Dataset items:
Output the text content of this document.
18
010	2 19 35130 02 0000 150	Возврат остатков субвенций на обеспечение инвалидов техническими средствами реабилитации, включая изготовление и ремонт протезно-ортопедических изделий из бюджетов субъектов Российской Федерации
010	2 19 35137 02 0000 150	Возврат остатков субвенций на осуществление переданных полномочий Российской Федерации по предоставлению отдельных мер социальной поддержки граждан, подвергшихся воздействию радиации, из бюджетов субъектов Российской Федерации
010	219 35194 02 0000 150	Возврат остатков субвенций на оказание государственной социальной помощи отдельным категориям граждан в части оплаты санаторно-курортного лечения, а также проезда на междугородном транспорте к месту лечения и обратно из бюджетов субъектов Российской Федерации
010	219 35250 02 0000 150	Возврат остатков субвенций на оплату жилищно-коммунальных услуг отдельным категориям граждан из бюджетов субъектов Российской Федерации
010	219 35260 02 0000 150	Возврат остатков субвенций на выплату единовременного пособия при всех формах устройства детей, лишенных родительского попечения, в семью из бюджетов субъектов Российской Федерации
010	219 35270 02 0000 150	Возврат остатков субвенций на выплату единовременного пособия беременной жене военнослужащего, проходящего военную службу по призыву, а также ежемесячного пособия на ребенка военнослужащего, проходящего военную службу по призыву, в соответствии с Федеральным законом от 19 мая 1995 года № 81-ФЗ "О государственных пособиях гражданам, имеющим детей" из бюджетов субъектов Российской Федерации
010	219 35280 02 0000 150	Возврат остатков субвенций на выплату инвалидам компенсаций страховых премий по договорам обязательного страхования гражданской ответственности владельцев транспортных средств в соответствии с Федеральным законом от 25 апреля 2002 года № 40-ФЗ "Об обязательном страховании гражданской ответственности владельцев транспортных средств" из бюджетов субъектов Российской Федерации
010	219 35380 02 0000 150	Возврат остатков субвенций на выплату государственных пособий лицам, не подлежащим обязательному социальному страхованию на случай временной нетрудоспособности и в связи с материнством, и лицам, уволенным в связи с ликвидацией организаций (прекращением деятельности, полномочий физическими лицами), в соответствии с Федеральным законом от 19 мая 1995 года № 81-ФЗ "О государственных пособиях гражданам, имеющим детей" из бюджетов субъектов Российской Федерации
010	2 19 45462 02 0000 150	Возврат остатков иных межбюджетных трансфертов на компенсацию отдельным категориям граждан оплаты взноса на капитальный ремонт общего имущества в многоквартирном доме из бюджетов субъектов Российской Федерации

• YOUR OBJECTIVE: Your task is to return the full listing exactly as it was given.

• FINAL ANSWER:
Output the text content of this document.
18
010	2 19 35130 02 0000 150	Возврат остатков субвенций на обеспечение инвалидов техническими средствами реабилитации, включая изготовление и ремонт протезно-ортопедических изделий из бюджетов субъектов Российской Федерации
010	2 19 35137 02 0000 150	Возврат остатков субвенций на осуществление переданных полномочий Российской Федерации по предоставлению отдельных мер социальной поддержки граждан, подвергшихся воздействию радиации, из бюджетов субъектов Российской Федерации
010	219 35194 02 0000 150	Возврат остатков субвенций на оказание государственной социальной помощи отдельным категориям граждан в части оплаты санаторно-курортного лечения, а также проезда на междугородном транспорте к месту лечения и обратно из бюджетов субъектов Российской Федерации
010	219 35250 02 0000 150	Возврат остатков субвенций на оплату жилищно-коммунальных услуг отдельным категориям граждан из бюджетов субъектов Российской Федерации
010	219 35260 02 0000 150	Возврат остатков субвенций на выплату единовременного пособия при всех формах устройства детей, лишенных родительского попечения, в семью из бюджетов субъектов Российской Федерации
010	219 35270 02 0000 150	Возврат остатков субвенций на выплату единовременного пособия беременной жене военнослужащего, проходящего военную службу по призыву, а также ежемесячного пособия на ребенка военнослужащего, проходящего военную службу по призыву, в соответствии с Федеральным законом от 19 мая 1995 года № 81-ФЗ "О государственных пособиях гражданам, имеющим детей" из бюджетов субъектов Российской Федерации
010	219 35280 02 0000 150	Возврат остатков субвенций на выплату инвалидам компенсаций страховых премий по договорам обязательного страхования гражданской ответственности владельцев транспортных средств в соответствии с Федеральным законом от 25 апреля 2002 года № 40-ФЗ "Об обязательном страховании гражданской ответственности владельцев транспортных средств" из бюджетов субъектов Российской Федерации
010	219 35380 02 0000 150	Возврат остатков субвенций на выплату государственных пособий лицам, не подлежащим обязательному социальному страхованию на случай временной нетрудоспособности и в связи с материнством, и лицам, уволенным в связи с ликвидацией организаций (прекращением деятельности, полномочий физическими лицами), в соответствии с Федеральным законом от 19 мая 1995 года № 81-ФЗ "О государственных пособиях гражданам, имеющим детей" из бюджетов субъектов Российской Федерации
010	2 19 45462 02 0000 150	Возврат остатков иных межбюджетных трансфертов на компенсацию отдельным категориям граждан оплаты взноса на капитальный ремонт общего имущества в многоквартирном доме из бюджетов субъектов Российской Федерации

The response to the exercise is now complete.